-- Data supplied --
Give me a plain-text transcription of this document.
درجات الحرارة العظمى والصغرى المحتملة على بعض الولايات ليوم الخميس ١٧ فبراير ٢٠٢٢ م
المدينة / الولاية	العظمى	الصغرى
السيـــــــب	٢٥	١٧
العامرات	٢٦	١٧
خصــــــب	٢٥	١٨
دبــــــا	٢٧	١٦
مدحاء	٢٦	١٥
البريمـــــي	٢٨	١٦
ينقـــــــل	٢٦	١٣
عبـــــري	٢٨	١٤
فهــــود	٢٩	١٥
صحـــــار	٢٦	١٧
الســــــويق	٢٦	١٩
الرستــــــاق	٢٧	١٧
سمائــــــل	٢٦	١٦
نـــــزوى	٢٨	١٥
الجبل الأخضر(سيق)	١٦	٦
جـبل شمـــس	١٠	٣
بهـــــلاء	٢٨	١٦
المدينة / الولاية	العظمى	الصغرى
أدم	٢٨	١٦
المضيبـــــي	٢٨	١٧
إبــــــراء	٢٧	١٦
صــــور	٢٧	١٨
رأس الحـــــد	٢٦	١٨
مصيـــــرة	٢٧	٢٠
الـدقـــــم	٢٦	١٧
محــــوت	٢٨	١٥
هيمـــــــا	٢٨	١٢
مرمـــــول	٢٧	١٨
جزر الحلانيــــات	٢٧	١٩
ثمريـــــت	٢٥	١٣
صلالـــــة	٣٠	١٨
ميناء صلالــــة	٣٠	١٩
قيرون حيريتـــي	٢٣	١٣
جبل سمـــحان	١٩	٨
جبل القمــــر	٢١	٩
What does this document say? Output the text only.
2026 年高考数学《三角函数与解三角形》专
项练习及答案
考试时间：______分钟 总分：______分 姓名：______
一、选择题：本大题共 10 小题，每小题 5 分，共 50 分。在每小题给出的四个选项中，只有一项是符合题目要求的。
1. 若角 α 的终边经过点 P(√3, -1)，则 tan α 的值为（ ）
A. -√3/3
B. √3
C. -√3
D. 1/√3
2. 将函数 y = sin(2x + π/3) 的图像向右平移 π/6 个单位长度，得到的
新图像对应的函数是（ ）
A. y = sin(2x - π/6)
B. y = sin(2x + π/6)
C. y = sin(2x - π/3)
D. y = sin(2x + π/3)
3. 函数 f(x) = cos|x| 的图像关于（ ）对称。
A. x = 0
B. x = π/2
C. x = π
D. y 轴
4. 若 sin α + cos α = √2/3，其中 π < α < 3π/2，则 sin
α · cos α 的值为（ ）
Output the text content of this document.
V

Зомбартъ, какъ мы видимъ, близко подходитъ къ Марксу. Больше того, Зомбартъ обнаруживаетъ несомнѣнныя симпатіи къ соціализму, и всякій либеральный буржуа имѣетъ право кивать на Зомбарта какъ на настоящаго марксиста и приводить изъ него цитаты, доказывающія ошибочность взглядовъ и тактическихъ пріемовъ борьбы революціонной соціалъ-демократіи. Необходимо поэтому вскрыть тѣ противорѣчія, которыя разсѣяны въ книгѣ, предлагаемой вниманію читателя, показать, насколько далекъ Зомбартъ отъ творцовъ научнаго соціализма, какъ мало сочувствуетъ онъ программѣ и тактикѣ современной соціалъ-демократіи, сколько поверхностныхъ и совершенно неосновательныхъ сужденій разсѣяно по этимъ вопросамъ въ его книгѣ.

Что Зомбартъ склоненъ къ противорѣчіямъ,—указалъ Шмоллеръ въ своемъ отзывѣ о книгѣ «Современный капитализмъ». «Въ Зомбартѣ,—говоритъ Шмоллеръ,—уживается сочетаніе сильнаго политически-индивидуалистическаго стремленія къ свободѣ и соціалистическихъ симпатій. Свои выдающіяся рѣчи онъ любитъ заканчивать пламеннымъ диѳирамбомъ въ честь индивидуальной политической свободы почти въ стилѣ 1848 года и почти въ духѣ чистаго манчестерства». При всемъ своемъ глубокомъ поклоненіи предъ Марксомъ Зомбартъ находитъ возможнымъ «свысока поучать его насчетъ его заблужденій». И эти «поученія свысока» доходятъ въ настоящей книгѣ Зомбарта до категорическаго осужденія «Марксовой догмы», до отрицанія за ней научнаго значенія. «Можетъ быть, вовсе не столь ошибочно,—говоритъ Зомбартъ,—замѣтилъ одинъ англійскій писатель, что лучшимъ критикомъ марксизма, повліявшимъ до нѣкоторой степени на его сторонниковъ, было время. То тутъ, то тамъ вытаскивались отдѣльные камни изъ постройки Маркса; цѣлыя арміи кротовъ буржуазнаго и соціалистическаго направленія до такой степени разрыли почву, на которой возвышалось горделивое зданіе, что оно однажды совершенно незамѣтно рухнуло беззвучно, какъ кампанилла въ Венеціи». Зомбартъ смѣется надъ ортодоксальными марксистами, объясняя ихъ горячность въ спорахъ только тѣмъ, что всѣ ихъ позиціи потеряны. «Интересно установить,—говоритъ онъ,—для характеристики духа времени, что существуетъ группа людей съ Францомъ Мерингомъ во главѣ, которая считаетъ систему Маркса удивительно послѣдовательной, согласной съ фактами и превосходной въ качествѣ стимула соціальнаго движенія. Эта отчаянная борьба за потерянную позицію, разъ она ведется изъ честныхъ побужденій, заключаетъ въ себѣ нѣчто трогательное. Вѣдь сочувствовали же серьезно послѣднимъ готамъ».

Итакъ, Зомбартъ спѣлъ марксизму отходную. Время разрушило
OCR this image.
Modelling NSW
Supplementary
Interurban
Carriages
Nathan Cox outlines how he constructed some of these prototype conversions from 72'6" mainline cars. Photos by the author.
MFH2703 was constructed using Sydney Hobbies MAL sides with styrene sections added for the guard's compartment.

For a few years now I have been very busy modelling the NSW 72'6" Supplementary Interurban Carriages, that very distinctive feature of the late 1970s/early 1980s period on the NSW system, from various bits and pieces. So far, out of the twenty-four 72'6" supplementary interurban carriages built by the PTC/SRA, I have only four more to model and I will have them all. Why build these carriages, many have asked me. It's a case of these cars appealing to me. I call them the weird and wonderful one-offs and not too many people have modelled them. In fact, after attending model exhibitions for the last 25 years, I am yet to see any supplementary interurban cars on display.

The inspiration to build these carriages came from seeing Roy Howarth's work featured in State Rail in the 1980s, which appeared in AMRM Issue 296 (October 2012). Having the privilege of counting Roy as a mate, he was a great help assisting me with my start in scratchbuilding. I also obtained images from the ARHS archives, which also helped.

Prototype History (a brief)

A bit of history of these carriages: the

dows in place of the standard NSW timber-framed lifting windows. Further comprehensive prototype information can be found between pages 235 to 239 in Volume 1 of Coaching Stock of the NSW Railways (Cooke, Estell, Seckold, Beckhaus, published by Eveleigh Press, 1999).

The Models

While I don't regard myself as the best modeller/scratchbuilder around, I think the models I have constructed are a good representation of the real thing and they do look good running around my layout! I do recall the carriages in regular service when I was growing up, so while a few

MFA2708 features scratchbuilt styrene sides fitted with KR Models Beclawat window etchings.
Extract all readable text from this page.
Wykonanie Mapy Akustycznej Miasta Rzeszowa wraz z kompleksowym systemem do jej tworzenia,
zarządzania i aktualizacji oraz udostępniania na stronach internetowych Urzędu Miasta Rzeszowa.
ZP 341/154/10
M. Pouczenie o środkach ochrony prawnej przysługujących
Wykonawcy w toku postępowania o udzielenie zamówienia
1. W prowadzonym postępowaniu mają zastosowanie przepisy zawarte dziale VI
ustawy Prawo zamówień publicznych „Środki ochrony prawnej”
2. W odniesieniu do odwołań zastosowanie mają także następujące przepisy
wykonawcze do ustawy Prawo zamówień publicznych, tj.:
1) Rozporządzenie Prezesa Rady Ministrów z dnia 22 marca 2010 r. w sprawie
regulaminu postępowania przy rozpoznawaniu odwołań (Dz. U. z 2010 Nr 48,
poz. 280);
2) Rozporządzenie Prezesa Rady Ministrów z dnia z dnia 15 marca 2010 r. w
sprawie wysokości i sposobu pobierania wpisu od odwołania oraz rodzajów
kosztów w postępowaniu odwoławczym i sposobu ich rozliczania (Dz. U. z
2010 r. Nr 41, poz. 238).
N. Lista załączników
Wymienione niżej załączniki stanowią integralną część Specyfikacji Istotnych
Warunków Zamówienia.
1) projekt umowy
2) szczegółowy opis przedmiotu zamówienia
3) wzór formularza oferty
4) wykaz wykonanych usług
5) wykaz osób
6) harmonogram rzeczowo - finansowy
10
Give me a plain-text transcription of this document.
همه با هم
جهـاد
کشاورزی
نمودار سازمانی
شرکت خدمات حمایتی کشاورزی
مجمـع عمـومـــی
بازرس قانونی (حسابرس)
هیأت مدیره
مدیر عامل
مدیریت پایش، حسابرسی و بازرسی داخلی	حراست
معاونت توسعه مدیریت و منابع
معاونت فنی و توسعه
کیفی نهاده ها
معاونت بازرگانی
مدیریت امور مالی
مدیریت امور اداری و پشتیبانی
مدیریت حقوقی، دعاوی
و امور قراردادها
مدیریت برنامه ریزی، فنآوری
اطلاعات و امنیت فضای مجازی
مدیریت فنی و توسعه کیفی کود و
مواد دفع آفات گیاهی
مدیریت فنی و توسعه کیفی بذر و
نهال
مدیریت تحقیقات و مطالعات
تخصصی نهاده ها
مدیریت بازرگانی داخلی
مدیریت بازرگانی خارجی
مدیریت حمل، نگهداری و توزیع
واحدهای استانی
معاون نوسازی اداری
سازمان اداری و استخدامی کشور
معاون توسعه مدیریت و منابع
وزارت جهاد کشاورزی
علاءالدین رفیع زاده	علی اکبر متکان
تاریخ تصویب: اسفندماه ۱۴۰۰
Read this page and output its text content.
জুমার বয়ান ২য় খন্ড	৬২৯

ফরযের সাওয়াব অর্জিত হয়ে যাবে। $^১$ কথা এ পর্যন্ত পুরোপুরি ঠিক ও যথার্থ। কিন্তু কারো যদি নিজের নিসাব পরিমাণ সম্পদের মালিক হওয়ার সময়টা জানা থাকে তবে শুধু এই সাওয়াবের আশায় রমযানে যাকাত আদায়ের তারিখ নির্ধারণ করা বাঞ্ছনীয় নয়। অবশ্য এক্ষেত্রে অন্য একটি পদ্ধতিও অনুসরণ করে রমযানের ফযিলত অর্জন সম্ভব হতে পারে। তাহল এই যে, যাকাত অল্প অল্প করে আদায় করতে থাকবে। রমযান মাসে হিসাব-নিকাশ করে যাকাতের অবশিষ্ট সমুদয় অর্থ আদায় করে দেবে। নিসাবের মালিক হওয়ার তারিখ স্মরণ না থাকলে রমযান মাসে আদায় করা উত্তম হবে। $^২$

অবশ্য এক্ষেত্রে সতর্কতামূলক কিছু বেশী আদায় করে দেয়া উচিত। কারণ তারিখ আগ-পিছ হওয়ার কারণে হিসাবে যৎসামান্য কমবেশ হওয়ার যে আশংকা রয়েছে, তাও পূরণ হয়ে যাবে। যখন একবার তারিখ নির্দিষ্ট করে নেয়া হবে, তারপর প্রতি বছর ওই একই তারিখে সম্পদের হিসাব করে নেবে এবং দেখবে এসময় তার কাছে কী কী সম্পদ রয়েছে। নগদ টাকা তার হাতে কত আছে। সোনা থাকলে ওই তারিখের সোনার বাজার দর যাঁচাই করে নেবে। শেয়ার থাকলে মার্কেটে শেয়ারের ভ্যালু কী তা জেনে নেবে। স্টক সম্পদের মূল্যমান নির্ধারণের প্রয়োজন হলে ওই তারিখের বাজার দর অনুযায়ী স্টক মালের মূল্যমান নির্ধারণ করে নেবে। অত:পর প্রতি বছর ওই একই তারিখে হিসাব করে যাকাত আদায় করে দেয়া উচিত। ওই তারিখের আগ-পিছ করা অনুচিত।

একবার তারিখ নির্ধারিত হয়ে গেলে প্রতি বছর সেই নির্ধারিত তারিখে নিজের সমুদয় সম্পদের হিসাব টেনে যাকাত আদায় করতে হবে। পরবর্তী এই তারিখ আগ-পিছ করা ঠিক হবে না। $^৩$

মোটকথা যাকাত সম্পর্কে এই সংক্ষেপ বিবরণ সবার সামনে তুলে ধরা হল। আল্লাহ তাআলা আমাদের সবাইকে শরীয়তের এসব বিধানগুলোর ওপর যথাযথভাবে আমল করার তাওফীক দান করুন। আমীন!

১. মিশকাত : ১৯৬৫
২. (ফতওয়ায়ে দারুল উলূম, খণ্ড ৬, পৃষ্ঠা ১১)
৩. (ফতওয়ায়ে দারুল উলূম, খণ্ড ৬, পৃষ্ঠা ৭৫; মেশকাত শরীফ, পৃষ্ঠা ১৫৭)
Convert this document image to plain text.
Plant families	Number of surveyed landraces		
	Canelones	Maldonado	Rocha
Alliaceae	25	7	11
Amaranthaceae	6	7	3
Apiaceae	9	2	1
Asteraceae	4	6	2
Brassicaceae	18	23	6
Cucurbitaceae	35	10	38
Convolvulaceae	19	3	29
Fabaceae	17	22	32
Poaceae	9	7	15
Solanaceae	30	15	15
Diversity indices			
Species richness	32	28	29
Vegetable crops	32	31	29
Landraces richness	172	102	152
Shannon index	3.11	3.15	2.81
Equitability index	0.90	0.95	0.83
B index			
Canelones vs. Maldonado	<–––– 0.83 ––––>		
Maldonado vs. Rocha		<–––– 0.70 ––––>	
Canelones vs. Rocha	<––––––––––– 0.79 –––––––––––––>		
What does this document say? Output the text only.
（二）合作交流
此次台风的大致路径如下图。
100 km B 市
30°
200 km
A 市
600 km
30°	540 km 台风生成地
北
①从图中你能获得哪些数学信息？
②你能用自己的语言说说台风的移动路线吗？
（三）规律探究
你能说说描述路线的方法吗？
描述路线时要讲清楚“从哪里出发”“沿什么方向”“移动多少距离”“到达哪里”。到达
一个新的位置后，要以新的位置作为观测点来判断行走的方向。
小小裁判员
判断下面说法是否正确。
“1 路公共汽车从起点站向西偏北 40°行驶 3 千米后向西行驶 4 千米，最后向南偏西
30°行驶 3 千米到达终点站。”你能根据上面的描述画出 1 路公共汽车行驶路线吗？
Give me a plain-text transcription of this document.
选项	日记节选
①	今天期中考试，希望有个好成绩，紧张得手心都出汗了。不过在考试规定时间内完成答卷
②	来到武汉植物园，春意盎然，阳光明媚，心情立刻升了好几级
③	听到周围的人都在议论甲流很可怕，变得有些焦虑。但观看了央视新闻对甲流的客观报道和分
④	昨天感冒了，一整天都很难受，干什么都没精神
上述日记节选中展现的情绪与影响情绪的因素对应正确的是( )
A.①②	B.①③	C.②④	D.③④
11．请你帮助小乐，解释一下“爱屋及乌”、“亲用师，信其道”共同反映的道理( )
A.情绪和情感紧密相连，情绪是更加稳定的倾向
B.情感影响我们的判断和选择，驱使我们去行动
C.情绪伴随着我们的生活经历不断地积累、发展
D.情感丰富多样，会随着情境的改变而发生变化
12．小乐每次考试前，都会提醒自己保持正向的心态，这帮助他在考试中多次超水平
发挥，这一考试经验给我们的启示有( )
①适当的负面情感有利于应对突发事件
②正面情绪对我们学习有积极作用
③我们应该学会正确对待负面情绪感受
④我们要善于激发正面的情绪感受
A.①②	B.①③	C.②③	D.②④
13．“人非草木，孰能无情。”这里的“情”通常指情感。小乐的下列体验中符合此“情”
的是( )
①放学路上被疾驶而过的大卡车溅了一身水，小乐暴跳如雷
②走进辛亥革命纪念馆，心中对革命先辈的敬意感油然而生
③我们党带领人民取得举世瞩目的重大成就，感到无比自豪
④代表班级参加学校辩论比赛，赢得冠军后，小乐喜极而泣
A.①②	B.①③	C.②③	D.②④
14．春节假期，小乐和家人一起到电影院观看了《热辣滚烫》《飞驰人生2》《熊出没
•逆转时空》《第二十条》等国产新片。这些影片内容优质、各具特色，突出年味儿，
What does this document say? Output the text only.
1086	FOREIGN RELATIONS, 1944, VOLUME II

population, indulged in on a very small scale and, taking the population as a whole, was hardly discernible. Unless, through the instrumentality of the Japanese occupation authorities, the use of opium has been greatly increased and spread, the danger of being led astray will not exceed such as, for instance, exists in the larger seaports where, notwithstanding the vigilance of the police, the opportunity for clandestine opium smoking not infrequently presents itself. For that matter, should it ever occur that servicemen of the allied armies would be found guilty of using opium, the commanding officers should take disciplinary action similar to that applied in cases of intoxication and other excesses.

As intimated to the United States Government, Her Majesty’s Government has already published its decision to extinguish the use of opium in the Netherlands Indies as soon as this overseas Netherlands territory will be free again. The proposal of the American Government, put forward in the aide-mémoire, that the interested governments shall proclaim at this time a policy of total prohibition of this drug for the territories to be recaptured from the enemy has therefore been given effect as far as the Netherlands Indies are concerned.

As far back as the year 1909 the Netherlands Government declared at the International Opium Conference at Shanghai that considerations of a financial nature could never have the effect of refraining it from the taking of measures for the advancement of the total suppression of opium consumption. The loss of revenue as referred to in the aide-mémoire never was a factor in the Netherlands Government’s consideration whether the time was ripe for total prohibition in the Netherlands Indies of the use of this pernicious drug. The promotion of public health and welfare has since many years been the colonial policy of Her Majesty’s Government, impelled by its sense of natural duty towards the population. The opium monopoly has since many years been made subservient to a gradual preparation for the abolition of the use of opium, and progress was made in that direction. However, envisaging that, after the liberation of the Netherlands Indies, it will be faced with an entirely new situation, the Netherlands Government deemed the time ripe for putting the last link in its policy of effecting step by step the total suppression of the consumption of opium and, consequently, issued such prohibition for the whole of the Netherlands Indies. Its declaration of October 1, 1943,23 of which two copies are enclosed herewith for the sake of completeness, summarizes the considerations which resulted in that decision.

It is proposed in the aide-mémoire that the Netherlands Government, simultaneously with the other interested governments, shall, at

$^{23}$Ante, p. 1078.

-- Your instructions --
Pull every line holding "کشاورزی" out of the records.

-- Response to the exercise --
کشاورزی
شرکت خدمات حمایتی کشاورزی
وزارت جهاد کشاورزی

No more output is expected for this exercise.